Exercise aim: Write out all of the entries exactly as given.

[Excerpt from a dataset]

──────

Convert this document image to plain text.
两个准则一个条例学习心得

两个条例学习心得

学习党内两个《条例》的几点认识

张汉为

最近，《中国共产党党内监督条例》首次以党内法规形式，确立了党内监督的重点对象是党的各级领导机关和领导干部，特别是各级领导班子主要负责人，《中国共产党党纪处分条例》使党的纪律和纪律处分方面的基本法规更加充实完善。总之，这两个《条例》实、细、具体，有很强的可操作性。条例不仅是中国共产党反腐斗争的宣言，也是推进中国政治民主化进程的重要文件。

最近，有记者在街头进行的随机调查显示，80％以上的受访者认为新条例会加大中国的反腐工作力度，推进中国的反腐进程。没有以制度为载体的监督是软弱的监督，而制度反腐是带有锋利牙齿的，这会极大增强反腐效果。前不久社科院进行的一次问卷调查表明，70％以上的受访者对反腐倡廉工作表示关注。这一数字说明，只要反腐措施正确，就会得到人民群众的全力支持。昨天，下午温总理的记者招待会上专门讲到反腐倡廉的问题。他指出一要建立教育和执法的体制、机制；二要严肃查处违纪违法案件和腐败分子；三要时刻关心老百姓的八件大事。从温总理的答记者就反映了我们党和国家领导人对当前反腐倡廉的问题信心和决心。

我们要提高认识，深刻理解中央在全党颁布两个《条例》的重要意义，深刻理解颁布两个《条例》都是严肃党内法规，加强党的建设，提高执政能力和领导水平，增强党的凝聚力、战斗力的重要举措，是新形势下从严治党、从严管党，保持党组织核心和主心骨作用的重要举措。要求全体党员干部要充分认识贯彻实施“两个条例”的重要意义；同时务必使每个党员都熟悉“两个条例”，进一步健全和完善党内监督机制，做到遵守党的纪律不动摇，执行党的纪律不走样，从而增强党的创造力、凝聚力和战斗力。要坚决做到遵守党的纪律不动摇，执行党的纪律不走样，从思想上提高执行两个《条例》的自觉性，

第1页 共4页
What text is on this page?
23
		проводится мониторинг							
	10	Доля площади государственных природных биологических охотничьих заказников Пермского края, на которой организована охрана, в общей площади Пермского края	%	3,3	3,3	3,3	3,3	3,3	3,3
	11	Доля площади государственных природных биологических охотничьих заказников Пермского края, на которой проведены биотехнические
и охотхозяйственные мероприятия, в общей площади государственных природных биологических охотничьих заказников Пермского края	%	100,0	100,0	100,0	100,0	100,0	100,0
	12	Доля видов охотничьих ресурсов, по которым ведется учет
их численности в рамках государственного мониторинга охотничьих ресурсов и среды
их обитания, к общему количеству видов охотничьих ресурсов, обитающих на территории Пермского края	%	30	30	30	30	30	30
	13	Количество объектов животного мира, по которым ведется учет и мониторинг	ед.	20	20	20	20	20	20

──────

Solution for this exercise:
Convert this document image to plain text.
两个准则一个条例学习心得

两个条例学习心得

学习党内两个《条例》的几点认识

张汉为

最近，《中国共产党党内监督条例》首次以党内法规形式，确立了党内监督的重点对象是党的各级领导机关和领导干部，特别是各级领导班子主要负责人，《中国共产党党纪处分条例》使党的纪律和纪律处分方面的基本法规更加充实完善。总之，这两个《条例》实、细、具体，有很强的可操作性。条例不仅是中国共产党反腐斗争的宣言，也是推进中国政治民主化进程的重要文件。

最近，有记者在街头进行的随机调查显示，80％以上的受访者认为新条例会加大中国的反腐工作力度，推进中国的反腐进程。没有以制度为载体的监督是软弱的监督，而制度反腐是带有锋利牙齿的，这会极大增强反腐效果。前不久社科院进行的一次问卷调查表明，70％以上的受访者对反腐倡廉工作表示关注。这一数字说明，只要反腐措施正确，就会得到人民群众的全力支持。昨天，下午温总理的记者招待会上专门讲到反腐倡廉的问题。他指出一要建立教育和执法的体制、机制；二要严肃查处违纪违法案件和腐败分子；三要时刻关心老百姓的八件大事。从温总理的答记者就反映了我们党和国家领导人对当前反腐倡廉的问题信心和决心。

我们要提高认识，深刻理解中央在全党颁布两个《条例》的重要意义，深刻理解颁布两个《条例》都是严肃党内法规，加强党的建设，提高执政能力和领导水平，增强党的凝聚力、战斗力的重要举措，是新形势下从严治党、从严管党，保持党组织核心和主心骨作用的重要举措。要求全体党员干部要充分认识贯彻实施“两个条例”的重要意义；同时务必使每个党员都熟悉“两个条例”，进一步健全和完善党内监督机制，做到遵守党的纪律不动摇，执行党的纪律不走样，从而增强党的创造力、凝聚力和战斗力。要坚决做到遵守党的纪律不动摇，执行党的纪律不走样，从思想上提高执行两个《条例》的自觉性，

第1页 共4页
What text is on this page?
23
		проводится мониторинг							
	10	Доля площади государственных природных биологических охотничьих заказников Пермского края, на которой организована охрана, в общей площади Пермского края	%	3,3	3,3	3,3	3,3	3,3	3,3
	11	Доля площади государственных природных биологических охотничьих заказников Пермского края, на которой проведены биотехнические
и охотхозяйственные мероприятия, в общей площади государственных природных биологических охотничьих заказников Пермского края	%	100,0	100,0	100,0	100,0	100,0	100,0
	12	Доля видов охотничьих ресурсов, по которым ведется учет
их численности в рамках государственного мониторинга охотничьих ресурсов и среды
их обитания, к общему количеству видов охотничьих ресурсов, обитающих на территории Пермского края	%	30	30	30	30	30	30
	13	Количество объектов животного мира, по которым ведется учет и мониторинг	ед.	20	20	20	20	20	20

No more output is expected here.